> EXERCISE DESCRIPTION
Every line with the word "ausgeführt" in it should be extracted from the data that follows.

> DATA FOR PROCESSING
==================================================
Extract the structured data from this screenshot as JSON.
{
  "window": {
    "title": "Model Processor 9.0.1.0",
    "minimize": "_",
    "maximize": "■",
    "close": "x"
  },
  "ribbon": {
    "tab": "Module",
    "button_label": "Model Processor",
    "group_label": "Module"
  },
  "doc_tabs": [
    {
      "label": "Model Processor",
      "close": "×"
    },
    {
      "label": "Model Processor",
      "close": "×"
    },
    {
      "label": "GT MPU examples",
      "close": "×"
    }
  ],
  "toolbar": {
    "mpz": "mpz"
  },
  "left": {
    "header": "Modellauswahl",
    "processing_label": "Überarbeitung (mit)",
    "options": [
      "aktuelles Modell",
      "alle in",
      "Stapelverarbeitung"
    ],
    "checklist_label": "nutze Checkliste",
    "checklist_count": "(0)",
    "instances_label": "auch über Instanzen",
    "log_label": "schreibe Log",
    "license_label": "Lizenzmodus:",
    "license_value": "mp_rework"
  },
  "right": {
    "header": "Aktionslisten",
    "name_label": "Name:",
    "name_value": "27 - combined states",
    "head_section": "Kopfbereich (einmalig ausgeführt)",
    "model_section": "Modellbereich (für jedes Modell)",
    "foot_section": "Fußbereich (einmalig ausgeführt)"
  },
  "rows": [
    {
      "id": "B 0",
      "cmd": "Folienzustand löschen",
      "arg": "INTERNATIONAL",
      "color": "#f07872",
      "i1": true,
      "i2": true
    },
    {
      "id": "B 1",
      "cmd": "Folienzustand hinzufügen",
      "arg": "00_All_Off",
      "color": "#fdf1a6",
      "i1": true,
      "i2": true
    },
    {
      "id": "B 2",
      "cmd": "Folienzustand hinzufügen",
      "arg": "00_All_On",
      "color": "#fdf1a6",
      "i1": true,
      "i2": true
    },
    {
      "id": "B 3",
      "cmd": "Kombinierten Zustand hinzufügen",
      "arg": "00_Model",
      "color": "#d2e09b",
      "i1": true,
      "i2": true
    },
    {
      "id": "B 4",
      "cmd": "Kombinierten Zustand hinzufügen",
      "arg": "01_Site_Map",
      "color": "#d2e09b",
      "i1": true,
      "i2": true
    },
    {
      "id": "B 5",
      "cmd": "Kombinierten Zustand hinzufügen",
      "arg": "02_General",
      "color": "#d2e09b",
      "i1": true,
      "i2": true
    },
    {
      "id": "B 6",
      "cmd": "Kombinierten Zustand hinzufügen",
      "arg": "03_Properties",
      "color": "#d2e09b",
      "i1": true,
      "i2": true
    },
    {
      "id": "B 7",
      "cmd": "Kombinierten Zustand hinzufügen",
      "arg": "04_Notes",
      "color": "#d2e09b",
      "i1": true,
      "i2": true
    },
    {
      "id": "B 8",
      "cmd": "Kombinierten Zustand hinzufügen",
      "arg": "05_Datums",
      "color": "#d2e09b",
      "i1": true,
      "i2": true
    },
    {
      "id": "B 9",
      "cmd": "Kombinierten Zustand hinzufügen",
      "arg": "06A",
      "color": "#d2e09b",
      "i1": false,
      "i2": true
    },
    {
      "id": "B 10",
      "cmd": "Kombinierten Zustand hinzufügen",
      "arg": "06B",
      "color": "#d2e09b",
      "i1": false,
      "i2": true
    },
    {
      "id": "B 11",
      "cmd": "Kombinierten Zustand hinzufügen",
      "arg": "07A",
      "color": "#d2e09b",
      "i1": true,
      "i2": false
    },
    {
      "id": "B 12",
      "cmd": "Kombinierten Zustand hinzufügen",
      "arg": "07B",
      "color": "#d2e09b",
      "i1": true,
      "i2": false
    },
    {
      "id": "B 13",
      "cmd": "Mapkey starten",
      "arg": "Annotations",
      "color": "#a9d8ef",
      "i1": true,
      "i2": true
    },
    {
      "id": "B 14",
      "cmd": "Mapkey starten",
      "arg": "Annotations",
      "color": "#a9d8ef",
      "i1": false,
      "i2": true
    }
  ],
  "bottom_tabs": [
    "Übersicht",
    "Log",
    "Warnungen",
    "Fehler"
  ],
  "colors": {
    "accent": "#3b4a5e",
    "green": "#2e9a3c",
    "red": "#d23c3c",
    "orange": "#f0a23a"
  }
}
==================================================
> IN RESPONSE
    "head_section": "Kopfbereich (einmalig ausgeführt)",
    "foot_section": "Fußbereich (einmalig ausgeführt)"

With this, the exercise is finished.